┌─ GIVEN DATA
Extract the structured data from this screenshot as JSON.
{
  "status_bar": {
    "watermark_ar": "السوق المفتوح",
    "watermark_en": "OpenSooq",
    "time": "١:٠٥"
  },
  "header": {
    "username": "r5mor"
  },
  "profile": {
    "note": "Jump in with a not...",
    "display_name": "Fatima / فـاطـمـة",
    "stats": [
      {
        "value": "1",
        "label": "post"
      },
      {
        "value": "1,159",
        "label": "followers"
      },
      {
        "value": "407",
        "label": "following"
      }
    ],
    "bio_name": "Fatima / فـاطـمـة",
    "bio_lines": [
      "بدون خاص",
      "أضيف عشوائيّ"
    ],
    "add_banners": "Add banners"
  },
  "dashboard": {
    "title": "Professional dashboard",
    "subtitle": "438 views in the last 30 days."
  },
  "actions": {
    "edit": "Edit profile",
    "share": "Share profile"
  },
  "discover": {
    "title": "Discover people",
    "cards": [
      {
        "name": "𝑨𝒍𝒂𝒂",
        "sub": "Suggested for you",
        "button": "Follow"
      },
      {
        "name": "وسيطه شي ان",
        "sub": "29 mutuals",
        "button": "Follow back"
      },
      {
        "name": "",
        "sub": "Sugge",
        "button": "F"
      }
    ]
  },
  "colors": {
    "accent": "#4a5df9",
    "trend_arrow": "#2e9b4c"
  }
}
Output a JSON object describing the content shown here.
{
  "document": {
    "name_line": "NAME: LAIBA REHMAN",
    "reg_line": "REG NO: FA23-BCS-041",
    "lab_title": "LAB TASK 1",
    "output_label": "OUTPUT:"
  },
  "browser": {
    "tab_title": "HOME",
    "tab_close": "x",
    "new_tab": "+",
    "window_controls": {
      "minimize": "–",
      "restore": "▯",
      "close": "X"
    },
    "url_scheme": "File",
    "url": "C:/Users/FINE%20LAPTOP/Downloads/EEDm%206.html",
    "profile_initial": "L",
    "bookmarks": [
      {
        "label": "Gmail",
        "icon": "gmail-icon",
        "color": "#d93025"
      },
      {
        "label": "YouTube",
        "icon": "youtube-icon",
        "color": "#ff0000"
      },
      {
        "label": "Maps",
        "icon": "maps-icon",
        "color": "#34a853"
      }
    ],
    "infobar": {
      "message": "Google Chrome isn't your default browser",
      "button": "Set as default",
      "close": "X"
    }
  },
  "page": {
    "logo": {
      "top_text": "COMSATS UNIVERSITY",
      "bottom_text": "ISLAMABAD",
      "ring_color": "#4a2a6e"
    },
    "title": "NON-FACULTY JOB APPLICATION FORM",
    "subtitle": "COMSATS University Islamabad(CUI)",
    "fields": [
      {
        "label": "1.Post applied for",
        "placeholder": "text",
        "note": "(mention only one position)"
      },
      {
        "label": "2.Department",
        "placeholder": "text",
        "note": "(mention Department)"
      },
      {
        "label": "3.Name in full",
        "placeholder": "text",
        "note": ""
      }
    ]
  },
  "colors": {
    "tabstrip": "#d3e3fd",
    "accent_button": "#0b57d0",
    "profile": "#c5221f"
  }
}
└─
Copy out every line where the word "note" occurs.

* RESULT:
    "note": "Jump in with a not...",
        "note": "(mention only one position)"
        "note": "(mention Department)"
        "note": ""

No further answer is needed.